Here, for comparison, is Ó Máilles text (p.182-3). His title is “Neillí Pluincéad”. In this transcription, I have inserted line numbers which correspond to Cody’s version above, so we can see how the two versions collate against each other:

[1-2] ‘Nellí an chúil chraobhaigh, a bhfuil do dhá shúil ar dhath an fhéir ghlais,
[3-4] ‘s tú féachaint gach lá, a’s ní bréag a bhuil mé (a) rádh,
[5-6] gur tú, a ghaoil, na bhfear éachtach ó Ardamacha bréige
[7-8] fuair clú mhór ó Ghaodhalaibh le tréine do lámh

[27-28] Gidh nach maireann insa tír-sa ach thú do do ghaolta
[29-30] ní isleóchainn mo ghlór d’éan neach dhá bhfuil beo,
[31-32] dar mo láimh is duit a thug mé annsacht a cheansaigheach a’ tslóigh
[33-34] nir chuma liom god-é ‘deirinn le do bhéal tanaidh mar an rós
[35-36] Ach cead fháil suidhe sios le do thaobh nó go mbeinn is tú ag ól.

[9-10] Dar a n-abraim, ‘s ni bréag, le bán-chrios an uicht ghléighil
[11-12] Is tú is éafachtaigh note air bhéarsa & air phrós
[13-14] Air a bhfuil a’ taobh-si uile don réigiún ‘s tú féin a fuair a bhuadh (vogue?)
[15-16] ach a cheansaigheach chiúin chéillidh más léir leat-s ‘an spóirt,
[17-18] dar an lámh-as má fhéadaim ní bheidh tú gan ceol.
[19-20] Dá gcloisinn uait sgéala ghluaisfinn dod’ fhéachaint
[21-22] Dá mbeitheá insa Spáinn a phéirlin an chúil bhreágh
[23-24] A bhuil do ghris-ghruaidh ar dhath na gcaora dhár dhual maitheas & féile
[25-26] A’s thug tú buaidh in gach réigiún ar na céadaibh do mhnáibh.

Putting the numbers of Cody’s lines, onto Ó Máille’s text, helps us to understand the structure. We can see that the song has four sections, the first of 8 lines, the second of 10, the third of 8, and the fourth of 10; and (if we trust Cody’s order) we can see how Ó Máille has shifted the final section of 10 lines up out of place. I will say more about this section structure later, after we have analysed the tunes. But first, the content and context of the song.

Ann Heymann’s observation

We have often discussed how Eleanor Plunkett has become a standard in the contemporary tradition, but we have wondered about the way that the tune has been lifted (via Donal O’Sullivan) from Cody’s versions of the tune – there are no published versions of the tune from before 1958 as far as I can see. And there have always been questions about the key or mode of the tune. We will return to that below.

I was doing some background searching about something else, and I came across Ann Heymann’s old list of Denis O’Hampsey repertory (published in 2002 I believe; I remember reading and printing it out not long after I started playing the harp). I skimmed down the list to see what else was in. I saw Ann’s comment:

Madam Keel or Eleanor Plunkett (All known sources consider these to be different pieces, but they are the same tune and the titles refer to the same person)

---------------

● **Directions for this task**:
In the text about the song Eleanor Plunkett above, how many sections does the song have, and how many lines are in each?

● **Information supplied**:
---------------

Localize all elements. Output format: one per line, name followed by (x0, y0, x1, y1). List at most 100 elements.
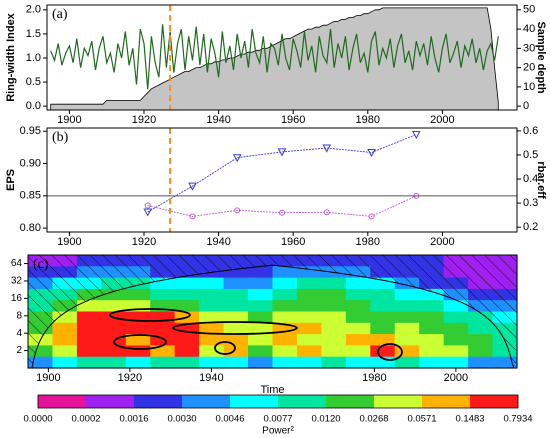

---------------

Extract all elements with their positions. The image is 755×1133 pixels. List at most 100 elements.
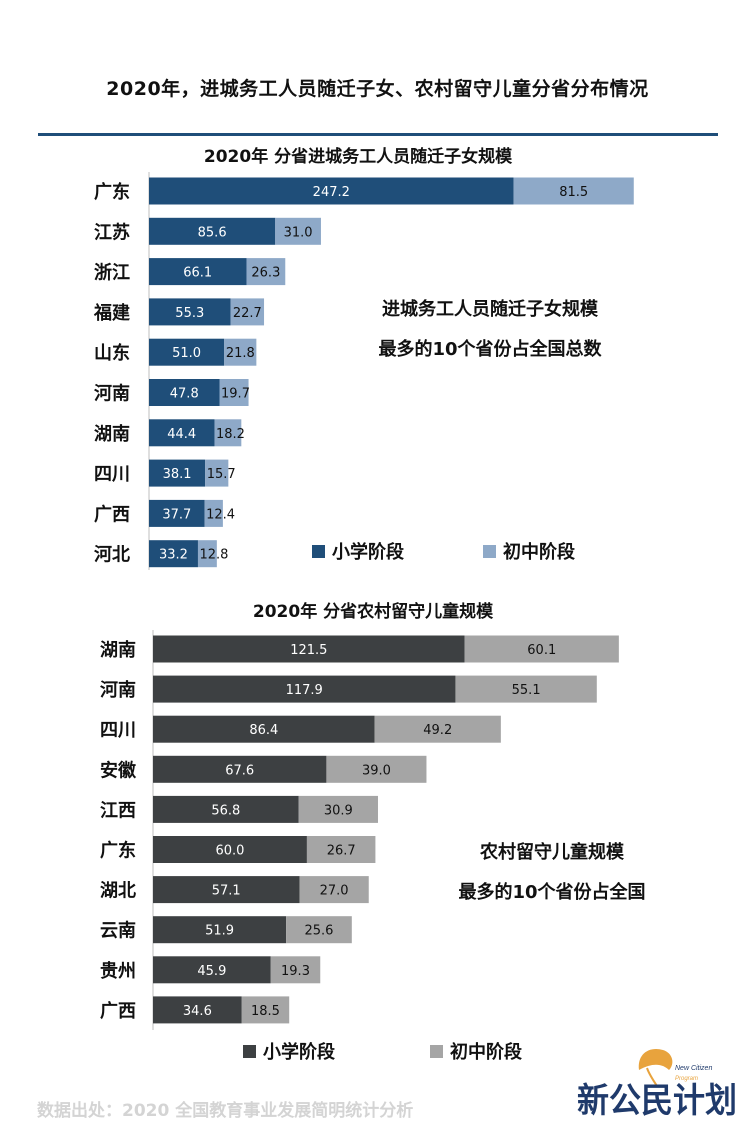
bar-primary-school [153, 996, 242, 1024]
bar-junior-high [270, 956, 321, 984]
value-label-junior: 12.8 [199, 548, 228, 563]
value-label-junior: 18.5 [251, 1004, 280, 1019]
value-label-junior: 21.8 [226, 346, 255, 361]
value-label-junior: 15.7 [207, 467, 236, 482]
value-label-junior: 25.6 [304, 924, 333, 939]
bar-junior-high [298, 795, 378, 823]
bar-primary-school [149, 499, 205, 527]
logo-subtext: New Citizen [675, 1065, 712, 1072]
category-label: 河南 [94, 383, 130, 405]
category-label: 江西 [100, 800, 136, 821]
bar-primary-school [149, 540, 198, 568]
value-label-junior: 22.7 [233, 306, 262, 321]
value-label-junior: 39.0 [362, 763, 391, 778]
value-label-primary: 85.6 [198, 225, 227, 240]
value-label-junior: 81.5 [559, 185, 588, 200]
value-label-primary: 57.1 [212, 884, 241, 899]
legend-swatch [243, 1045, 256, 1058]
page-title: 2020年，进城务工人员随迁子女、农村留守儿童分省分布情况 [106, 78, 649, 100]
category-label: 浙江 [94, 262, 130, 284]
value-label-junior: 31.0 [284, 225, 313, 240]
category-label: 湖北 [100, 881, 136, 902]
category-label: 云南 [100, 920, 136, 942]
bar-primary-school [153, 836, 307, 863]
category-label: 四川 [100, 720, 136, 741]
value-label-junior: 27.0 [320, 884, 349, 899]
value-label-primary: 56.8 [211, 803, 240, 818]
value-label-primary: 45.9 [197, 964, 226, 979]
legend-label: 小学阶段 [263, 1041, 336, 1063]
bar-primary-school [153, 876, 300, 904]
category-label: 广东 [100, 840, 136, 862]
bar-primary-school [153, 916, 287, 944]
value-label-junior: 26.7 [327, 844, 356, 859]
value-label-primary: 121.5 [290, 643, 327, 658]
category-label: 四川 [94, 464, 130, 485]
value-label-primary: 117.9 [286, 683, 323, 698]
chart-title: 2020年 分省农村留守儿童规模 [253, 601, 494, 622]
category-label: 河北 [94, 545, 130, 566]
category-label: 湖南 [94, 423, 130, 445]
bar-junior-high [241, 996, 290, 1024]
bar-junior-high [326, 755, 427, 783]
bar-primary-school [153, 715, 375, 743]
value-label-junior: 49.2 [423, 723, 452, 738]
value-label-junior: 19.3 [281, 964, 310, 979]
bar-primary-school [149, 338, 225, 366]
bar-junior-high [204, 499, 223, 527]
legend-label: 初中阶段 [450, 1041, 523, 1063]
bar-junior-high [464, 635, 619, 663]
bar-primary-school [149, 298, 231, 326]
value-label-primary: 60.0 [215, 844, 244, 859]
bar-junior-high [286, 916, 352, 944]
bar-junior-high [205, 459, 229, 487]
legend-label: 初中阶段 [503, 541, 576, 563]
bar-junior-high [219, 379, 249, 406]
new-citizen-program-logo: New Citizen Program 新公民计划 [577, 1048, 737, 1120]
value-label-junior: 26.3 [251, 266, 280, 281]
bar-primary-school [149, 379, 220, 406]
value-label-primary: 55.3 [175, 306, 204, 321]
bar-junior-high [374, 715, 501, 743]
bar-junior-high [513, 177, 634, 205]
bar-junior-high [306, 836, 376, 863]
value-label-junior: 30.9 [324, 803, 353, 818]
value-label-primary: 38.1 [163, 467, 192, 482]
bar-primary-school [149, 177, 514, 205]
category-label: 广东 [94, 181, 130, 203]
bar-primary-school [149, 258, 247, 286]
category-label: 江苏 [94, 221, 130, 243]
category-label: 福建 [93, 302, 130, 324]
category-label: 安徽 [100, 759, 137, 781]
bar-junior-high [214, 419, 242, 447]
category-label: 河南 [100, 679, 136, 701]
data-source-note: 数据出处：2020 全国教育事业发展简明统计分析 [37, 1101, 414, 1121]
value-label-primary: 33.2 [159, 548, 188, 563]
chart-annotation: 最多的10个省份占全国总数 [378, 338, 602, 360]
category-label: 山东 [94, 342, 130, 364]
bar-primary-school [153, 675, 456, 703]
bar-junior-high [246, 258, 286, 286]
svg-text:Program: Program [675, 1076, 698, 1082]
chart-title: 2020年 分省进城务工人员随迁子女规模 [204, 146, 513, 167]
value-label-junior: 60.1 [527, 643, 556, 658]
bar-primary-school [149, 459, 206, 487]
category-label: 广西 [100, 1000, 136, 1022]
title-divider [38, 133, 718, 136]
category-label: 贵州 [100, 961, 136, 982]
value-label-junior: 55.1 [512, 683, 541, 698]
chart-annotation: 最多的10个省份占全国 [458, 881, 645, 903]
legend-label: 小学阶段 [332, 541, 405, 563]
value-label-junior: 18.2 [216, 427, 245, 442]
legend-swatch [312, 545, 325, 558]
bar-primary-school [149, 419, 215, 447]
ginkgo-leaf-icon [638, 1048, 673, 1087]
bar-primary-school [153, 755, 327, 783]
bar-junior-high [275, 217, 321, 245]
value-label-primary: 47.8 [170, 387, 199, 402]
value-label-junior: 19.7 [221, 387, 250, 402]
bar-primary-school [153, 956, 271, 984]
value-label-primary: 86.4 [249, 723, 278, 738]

---------------

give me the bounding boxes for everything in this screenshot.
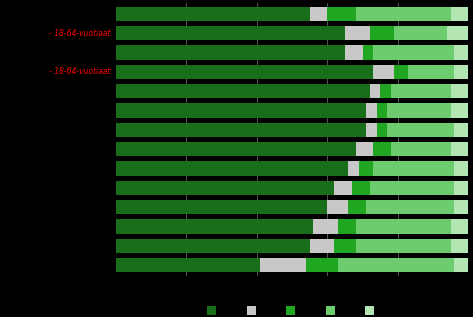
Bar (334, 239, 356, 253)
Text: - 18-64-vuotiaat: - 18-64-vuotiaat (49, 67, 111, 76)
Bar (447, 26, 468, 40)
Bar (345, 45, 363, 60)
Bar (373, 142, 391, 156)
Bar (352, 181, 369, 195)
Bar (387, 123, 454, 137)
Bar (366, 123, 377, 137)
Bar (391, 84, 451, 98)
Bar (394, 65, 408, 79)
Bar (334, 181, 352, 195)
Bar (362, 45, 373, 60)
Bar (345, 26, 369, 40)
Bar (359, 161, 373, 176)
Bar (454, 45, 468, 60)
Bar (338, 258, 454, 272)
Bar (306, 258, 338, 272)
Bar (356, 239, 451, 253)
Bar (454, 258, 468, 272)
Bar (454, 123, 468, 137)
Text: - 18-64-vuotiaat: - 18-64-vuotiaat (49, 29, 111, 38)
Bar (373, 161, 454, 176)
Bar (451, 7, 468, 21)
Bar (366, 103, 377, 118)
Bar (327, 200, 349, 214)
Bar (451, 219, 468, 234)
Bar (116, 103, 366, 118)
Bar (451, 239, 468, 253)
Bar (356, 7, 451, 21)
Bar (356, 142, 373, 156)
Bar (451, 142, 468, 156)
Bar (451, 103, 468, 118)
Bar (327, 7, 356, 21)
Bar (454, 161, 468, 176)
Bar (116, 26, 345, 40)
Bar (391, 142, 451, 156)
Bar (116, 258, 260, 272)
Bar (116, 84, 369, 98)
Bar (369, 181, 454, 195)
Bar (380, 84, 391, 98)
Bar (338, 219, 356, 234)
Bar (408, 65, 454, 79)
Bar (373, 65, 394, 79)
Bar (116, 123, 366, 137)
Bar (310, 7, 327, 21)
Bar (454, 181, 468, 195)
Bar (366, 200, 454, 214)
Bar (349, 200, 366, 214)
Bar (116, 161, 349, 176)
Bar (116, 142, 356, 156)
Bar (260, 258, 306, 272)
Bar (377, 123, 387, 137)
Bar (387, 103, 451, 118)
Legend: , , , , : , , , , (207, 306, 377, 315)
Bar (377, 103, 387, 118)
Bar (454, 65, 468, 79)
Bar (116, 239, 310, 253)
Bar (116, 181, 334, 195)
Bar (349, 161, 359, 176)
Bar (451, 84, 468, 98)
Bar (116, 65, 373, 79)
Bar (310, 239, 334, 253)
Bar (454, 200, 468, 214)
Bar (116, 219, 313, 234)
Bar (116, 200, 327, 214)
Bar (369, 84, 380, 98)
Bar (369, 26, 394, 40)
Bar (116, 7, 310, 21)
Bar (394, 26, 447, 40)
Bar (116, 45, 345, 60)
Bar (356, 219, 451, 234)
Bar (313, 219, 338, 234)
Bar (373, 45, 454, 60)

---------------

● **Exercise output**:
Four sections, of 8, 10, 8, and 10 lines.